[Excerpt]:

»»

Re: What to do with Gaulish (was Re: rfc4646. Some analysis code)

Chris Lilley scripsit:

> I'm becoming more convinced that Gaulish should have been registered as
> a language by itself without the cel- prefix (I was talked into the
> latter, by Michael Everson as I recall).

At the time, it was not possible to register "gaulish" as a tag; the
alternatives were "i-gaulish" and "cel-gaulish".  The "cel" at least
had the advantage that it told naive interpreters that this was a Celtic
language.

The tag "cel", like many ISO 639-2 code elements, represents a language
collection, namely the Celtic languages.  When used as an IETF language
tag, it effectively means "some unspecified language in the Celtic
family".  It so happens that all the modern Celtic languages have their
own 639-2 code elements, so Gaulish is about the only one left.

> Its a language, not a variant; in the same way that Irish and Welsh are not
> 'variants' and English is not a variant of German.

Which is exactly why ietf-languages almost certainly won't register
"gaulish" as a variant subtag; it would be category abuse.

««

[Data segment]:
»»

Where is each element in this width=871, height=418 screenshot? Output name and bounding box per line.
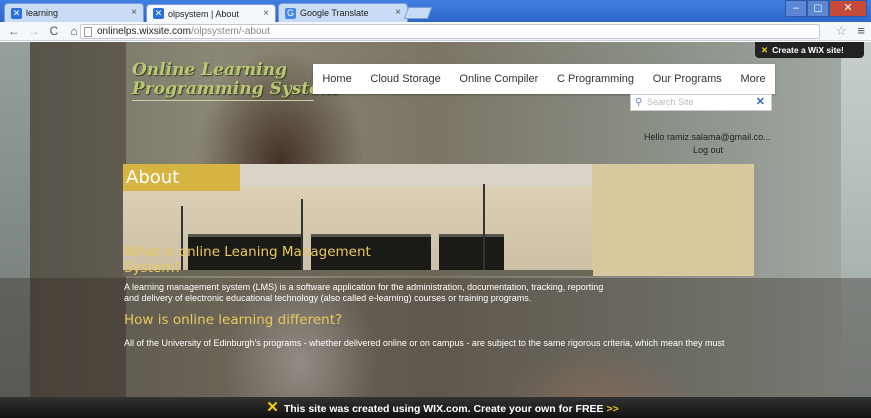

««

[Stated problem 1]: From the message about Gaulish above, retype the passage starting with "At the time, it" and going on through "only one left.".
[Stated problem 2]:
Answer these questions about the Gaulish message above:
(a) When registering "gaulish" as a tag was not possible, what were the two alternatives?
(b) What does the tag "cel" represent as an ISO 639-2 code element?
(c) According to the reply, what would it be if ietf-languages registered "gaulish" as a variant subtag?

[Written response 1]:
At the time, it was not possible to register "gaulish" as a tag; the
alternatives were "i-gaulish" and "cel-gaulish".  The "cel" at least
had the advantage that it told naive interpreters that this was a Celtic
language.

The tag "cel", like many ISO 639-2 code elements, represents a language
collection, namely the Celtic languages.  When used as an IETF language
tag, it effectively means "some unspecified language in the Celtic
family".  It so happens that all the modern Celtic languages have their
own 639-2 code elements, so Gaulish is about the only one left.

[Written response 2]:
(a) The two alternatives were "i-gaulish" and "cel-gaulish".
(b) It represents a language collection, namely the Celtic languages.
(c) It would be category abuse.